» **EXERCISE REQUIREMENTS**
Identify and copy all lines of the material where the string "this" is found.
╭─ DATA SHOWN
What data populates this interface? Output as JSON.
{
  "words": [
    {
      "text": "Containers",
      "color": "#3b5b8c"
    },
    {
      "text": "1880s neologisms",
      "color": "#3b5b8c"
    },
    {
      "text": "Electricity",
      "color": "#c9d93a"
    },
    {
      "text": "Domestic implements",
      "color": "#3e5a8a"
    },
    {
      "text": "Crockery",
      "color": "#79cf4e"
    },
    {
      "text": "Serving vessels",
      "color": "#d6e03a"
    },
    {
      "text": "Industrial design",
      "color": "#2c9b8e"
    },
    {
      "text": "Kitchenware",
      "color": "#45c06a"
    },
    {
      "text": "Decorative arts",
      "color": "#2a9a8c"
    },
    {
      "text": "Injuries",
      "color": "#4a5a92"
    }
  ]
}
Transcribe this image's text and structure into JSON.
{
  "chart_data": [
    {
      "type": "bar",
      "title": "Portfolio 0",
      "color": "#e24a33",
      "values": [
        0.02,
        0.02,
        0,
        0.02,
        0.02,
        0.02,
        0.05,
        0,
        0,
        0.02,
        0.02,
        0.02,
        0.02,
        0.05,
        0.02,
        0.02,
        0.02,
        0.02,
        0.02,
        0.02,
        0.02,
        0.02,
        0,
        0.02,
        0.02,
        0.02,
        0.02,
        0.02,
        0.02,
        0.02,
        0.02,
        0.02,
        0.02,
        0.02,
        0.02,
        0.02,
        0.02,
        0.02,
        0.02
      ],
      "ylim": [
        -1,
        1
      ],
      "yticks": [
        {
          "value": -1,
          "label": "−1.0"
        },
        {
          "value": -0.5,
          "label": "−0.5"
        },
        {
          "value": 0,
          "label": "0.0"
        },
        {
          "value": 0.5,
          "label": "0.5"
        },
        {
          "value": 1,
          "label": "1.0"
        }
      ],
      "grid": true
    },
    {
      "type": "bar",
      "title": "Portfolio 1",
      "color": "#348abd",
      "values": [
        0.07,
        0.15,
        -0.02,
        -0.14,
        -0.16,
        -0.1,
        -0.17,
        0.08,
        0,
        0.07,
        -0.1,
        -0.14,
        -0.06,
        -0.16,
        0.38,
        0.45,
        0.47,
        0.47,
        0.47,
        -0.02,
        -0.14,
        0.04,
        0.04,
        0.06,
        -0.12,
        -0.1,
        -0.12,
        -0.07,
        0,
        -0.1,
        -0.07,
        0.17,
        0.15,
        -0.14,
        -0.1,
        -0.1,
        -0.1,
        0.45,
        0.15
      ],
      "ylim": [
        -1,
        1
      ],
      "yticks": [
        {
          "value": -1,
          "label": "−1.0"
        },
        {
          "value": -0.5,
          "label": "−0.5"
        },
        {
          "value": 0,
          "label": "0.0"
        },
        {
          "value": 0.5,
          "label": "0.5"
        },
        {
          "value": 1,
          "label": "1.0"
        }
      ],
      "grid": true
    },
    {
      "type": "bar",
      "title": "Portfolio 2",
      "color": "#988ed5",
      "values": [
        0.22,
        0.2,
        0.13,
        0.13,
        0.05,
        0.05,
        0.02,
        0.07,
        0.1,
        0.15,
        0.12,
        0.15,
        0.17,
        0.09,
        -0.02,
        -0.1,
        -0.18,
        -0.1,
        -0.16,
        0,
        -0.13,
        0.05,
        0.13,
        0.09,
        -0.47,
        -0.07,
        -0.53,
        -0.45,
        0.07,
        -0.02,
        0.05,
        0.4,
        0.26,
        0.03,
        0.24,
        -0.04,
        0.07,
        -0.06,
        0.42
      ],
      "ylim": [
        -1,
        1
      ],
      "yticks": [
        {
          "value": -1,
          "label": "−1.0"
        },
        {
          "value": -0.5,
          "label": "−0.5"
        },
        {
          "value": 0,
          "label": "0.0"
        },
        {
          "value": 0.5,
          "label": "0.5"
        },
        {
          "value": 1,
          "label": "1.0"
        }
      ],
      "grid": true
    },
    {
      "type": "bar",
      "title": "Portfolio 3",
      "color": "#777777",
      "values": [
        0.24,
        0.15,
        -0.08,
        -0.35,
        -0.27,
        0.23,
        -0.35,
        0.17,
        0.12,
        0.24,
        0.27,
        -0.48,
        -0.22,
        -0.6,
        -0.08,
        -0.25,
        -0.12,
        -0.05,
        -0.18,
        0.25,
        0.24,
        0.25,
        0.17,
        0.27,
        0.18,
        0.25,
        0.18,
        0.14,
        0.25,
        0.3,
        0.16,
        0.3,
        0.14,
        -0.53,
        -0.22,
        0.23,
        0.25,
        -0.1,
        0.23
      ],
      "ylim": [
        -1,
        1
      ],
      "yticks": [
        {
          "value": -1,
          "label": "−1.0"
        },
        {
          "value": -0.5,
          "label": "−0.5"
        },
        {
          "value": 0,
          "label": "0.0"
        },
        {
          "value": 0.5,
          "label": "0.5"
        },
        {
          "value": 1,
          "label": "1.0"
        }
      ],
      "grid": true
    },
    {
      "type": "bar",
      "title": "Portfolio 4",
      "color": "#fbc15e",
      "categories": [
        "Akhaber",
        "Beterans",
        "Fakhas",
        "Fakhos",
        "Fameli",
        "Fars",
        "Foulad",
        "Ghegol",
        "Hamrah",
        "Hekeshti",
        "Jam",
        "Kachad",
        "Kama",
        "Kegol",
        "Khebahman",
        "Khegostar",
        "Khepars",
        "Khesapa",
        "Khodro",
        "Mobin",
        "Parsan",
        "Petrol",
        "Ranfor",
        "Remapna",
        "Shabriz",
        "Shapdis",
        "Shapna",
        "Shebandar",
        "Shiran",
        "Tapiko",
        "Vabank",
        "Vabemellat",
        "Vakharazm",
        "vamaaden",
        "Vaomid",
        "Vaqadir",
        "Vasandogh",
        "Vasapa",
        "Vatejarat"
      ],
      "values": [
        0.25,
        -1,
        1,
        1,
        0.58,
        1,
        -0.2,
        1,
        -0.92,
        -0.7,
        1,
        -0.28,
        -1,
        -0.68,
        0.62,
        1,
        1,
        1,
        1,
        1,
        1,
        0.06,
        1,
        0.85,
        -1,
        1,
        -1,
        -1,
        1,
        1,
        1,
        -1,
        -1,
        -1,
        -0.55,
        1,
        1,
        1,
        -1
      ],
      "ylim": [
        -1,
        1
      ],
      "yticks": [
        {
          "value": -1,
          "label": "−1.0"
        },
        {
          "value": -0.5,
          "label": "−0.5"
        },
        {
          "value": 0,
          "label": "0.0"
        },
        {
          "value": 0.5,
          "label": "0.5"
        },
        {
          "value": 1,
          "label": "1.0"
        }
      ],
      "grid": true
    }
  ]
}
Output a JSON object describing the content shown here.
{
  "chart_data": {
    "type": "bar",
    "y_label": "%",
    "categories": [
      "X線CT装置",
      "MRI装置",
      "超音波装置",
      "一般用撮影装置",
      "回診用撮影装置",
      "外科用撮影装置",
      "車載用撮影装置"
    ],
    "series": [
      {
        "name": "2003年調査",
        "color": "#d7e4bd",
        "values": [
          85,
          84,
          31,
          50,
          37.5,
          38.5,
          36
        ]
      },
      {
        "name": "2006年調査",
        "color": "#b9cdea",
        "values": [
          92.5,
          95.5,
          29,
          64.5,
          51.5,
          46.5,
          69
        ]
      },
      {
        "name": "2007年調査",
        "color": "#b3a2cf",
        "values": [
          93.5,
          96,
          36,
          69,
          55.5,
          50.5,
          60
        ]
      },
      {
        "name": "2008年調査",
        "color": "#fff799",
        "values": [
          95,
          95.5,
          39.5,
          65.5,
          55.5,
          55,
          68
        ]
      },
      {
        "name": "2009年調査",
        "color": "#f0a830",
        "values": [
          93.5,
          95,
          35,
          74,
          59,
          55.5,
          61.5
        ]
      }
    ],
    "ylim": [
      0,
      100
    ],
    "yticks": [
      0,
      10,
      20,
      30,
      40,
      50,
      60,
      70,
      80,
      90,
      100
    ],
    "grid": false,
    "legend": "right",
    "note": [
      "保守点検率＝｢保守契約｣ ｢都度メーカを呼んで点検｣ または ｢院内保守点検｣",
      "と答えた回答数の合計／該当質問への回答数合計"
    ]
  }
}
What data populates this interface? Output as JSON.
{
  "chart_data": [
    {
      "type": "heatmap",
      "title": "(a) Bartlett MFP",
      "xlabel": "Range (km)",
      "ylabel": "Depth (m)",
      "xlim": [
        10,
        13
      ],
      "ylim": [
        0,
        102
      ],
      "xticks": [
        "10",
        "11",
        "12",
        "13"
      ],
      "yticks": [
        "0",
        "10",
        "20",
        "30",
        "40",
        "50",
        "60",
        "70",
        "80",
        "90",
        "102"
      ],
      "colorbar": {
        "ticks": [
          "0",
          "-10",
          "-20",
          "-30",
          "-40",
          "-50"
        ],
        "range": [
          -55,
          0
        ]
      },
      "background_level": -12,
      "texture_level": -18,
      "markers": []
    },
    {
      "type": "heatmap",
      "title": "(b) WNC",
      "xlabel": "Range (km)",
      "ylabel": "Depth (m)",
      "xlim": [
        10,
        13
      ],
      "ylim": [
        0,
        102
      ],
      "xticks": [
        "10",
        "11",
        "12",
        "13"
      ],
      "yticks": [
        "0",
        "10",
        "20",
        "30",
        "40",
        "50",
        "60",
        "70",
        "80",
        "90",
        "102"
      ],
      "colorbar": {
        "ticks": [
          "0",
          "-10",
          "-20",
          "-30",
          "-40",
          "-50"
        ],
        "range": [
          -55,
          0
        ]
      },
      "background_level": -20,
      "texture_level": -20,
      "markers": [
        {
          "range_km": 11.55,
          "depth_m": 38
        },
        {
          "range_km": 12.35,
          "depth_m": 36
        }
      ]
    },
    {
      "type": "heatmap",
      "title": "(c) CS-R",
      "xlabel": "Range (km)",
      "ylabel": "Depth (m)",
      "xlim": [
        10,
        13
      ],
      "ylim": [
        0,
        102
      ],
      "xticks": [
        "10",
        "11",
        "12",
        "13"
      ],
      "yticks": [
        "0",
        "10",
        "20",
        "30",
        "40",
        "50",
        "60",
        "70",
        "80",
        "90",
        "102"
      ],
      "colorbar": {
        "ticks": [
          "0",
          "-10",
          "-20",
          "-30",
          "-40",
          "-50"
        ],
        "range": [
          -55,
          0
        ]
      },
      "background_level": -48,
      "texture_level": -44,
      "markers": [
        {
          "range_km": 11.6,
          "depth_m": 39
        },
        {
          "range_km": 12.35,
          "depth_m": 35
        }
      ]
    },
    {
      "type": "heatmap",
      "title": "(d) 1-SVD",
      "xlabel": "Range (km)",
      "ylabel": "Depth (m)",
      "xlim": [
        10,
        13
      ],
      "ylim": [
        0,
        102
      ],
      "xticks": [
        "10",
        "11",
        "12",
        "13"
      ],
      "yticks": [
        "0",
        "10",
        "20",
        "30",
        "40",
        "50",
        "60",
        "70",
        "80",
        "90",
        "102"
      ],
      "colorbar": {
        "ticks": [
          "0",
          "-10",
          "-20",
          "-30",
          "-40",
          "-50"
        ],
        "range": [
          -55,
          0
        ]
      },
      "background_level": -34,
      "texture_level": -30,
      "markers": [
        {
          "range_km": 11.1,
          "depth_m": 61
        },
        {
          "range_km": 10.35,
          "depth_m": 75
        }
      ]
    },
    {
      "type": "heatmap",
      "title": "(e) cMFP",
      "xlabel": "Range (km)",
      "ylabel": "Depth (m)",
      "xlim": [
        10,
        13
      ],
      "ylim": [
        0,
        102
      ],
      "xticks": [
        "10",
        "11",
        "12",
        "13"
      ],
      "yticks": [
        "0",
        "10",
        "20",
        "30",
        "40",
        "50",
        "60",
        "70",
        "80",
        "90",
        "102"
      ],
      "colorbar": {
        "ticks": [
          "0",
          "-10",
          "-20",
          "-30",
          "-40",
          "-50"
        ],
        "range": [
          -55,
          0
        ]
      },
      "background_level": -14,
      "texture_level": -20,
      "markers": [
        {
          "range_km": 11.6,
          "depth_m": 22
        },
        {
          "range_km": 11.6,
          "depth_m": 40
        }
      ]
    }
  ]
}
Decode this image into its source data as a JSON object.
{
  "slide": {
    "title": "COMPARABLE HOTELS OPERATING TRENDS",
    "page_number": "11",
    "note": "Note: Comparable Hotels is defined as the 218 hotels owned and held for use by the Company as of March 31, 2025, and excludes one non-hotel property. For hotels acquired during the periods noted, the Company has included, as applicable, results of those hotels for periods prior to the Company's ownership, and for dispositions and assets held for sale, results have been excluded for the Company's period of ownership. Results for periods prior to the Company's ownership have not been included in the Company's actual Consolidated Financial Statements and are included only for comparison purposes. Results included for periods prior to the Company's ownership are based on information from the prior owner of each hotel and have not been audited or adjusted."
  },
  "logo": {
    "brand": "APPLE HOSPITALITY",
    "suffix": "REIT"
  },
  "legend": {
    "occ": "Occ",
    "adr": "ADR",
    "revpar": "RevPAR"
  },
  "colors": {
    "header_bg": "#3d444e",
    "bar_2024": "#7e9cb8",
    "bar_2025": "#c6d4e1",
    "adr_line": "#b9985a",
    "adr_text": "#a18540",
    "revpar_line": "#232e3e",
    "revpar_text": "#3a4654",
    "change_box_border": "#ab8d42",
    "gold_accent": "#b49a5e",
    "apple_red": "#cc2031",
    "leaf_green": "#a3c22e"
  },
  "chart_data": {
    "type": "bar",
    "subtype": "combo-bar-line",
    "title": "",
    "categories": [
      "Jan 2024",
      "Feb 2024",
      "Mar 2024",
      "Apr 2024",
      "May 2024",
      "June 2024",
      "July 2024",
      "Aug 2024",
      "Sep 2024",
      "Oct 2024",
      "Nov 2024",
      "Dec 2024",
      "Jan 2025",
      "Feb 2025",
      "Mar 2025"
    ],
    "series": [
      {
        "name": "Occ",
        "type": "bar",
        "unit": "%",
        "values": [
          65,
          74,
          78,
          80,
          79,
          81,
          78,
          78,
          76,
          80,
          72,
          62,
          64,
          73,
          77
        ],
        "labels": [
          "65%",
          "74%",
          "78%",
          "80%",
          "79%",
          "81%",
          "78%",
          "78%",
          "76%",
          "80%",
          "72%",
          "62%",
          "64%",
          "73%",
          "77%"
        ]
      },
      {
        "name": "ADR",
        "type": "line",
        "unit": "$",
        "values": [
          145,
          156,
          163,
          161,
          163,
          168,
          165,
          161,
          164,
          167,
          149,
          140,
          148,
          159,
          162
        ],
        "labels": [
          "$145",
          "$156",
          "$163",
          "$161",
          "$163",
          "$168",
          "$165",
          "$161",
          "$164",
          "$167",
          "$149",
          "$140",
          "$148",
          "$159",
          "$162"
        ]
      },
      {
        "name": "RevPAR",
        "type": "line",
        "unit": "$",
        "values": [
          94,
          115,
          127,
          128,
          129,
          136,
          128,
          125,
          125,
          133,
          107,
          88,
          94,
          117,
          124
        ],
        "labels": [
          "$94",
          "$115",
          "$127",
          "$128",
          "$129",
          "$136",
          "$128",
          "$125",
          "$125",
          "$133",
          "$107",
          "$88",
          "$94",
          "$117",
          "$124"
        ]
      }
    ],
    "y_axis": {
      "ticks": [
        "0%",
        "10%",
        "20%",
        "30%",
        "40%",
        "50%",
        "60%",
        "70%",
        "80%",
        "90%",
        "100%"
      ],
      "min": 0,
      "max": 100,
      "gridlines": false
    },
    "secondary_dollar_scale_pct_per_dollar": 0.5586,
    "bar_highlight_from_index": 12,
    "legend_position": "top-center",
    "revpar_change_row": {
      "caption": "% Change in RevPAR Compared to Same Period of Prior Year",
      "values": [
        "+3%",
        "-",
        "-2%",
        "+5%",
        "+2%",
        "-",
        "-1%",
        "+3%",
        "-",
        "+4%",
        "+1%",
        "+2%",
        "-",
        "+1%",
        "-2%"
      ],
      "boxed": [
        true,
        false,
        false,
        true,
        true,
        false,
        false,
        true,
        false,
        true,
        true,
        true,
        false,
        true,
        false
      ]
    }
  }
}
╰─
» **THE ANSWER**
What data populates this interface? Output as JSON.
Transcribe this image's text and structure into JSON.
What data populates this interface? Output as JSON.
Decode this image into its source data as a JSON object.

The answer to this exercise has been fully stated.